***** Dataset

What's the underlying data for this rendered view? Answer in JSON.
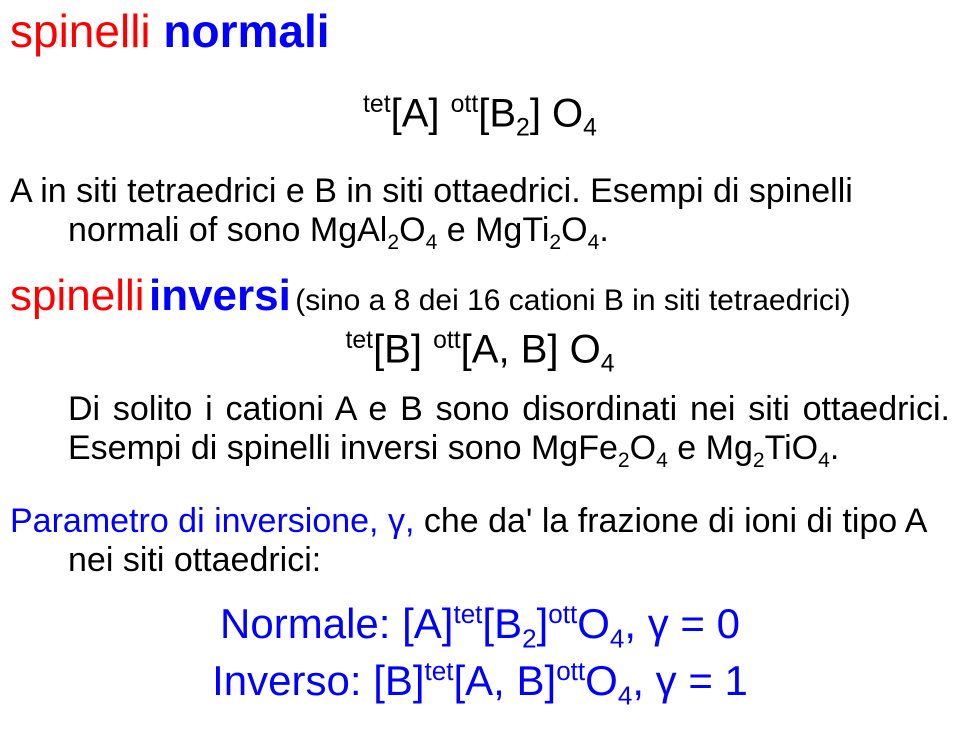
{
  "colors": {
    "red": "#ff0000",
    "blue": "#0000ff",
    "black": "#000000",
    "background": "#ffffff"
  },
  "title": {
    "word1": "spinelli",
    "word2": "normali"
  },
  "formula1": {
    "pre1": "tet",
    "bracket1": "[A] ",
    "pre2": "ott",
    "bracket2": "[B",
    "sub2": "2",
    "bracket2_close": "] O",
    "sub_o": "4"
  },
  "para1_a": "A in siti tetraedrici e B in siti ottaedrici. Esempi di spinelli normali of sono MgAl",
  "para1_sub1": "2",
  "para1_b": "O",
  "para1_sub2": "4",
  "para1_c": " e MgTi",
  "para1_sub3": "2",
  "para1_d": "O",
  "para1_sub4": "4",
  "para1_e": ".",
  "inv": {
    "word1": "spinelli",
    "word2": "inversi",
    "tail": "(sino a 8 dei 16 cationi B in siti tetraedrici)"
  },
  "formula2": {
    "pre1": "tet",
    "bracket1": "[B] ",
    "pre2": "ott",
    "bracket2": "[A, B] O",
    "sub_o": "4"
  },
  "para2_a": "Di solito i cationi A e B sono disordinati nei siti ottaedrici. Esempi di spinelli inversi sono MgFe",
  "para2_sub1": "2",
  "para2_b": "O",
  "para2_sub2": "4",
  "para2_c": " e Mg",
  "para2_sub3": "2",
  "para2_d": "TiO",
  "para2_sub4": "4",
  "para2_e": ".",
  "param": {
    "lead": "Parametro di inversione, γ, ",
    "tail": "che da' la frazione di ioni di tipo A nei siti ottaedrici:"
  },
  "result1": {
    "label": "Normale: ",
    "a": "[A]",
    "sup1": "tet",
    "b": "[B",
    "sub1": "2",
    "c": "]",
    "sup2": "ott",
    "d": "O",
    "sub2": "4",
    "tail": ", γ = 0"
  },
  "result2": {
    "label": "Inverso: ",
    "a": "[B]",
    "sup1": "tet",
    "b": "[A, B]",
    "sup2": "ott",
    "c": "O",
    "sub1": "4",
    "tail": ", γ = 1"
  }
}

**********

- **Requirements**
In the records above, find each line holding "ottaedrici" and copy it.

- **Exercise solution**
  "para1_a": "A in siti tetraedrici e B in siti ottaedrici. Esempi di spinelli normali of sono MgAl",
  "para2_a": "Di solito i cationi A e B sono disordinati nei siti ottaedrici. Esempi di spinelli inversi sono MgFe",
    "tail": "che da' la frazione di ioni di tipo A nei siti ottaedrici:"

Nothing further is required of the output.